--- INPUT RECORDS ---
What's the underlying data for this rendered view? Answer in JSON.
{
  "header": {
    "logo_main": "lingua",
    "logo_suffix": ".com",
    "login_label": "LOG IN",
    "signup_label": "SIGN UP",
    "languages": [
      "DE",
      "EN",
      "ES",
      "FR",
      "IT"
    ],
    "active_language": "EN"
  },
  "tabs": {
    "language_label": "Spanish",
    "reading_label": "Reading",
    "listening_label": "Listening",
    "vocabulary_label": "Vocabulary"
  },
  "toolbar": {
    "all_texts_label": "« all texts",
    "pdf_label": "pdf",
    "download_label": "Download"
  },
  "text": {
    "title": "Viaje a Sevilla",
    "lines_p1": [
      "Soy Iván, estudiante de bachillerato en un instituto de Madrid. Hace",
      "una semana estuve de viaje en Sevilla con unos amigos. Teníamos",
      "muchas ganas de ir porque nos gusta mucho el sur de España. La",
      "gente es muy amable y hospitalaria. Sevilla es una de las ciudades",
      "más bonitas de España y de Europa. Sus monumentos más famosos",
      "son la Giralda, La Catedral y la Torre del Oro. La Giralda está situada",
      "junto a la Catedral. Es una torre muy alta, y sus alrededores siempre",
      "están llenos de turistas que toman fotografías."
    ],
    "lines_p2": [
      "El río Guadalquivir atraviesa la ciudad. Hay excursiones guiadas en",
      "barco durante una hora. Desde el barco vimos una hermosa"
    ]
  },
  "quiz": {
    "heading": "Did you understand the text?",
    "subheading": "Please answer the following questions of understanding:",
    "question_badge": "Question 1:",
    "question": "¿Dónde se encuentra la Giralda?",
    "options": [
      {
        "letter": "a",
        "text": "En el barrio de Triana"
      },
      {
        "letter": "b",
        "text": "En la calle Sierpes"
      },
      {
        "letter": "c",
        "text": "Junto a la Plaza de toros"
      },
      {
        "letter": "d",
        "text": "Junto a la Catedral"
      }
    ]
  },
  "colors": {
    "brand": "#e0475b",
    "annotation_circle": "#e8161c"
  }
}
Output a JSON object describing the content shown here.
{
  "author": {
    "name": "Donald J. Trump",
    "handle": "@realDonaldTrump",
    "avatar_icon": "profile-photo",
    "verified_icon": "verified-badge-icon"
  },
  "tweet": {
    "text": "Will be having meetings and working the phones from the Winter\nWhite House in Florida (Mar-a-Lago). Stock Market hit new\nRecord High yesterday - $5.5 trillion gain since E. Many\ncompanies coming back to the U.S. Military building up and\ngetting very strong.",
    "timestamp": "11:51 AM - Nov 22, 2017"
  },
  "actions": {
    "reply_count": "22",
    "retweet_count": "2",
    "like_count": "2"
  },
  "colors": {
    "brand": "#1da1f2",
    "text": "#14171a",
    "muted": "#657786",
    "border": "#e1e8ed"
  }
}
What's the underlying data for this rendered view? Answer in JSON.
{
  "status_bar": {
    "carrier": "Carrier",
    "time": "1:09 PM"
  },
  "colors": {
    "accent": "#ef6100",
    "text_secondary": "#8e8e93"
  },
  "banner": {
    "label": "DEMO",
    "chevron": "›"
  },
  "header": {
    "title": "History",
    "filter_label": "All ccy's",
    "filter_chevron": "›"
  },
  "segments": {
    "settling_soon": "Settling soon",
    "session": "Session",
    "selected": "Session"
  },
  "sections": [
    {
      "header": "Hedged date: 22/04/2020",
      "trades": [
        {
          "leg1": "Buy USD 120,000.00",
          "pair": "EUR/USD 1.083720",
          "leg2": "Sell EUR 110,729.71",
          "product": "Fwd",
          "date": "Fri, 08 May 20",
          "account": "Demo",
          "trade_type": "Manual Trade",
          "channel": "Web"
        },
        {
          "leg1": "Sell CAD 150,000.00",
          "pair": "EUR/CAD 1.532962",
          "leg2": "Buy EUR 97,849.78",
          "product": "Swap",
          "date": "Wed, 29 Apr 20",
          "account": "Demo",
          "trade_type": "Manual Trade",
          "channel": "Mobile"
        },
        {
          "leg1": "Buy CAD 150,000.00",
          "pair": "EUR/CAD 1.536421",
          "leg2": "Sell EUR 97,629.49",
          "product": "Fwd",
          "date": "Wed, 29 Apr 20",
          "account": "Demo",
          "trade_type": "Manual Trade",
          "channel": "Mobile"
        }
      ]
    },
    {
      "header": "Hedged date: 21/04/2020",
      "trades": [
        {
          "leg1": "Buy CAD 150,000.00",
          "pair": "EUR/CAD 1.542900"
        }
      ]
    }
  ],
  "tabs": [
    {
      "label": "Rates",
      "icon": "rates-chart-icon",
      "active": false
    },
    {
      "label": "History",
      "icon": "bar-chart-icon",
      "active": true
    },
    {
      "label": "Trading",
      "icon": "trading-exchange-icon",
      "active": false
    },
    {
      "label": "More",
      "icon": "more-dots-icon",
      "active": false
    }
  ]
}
---
THE TASK
In the listing above, count each line that holds the string "Sell". Give the number only.

RESULT
3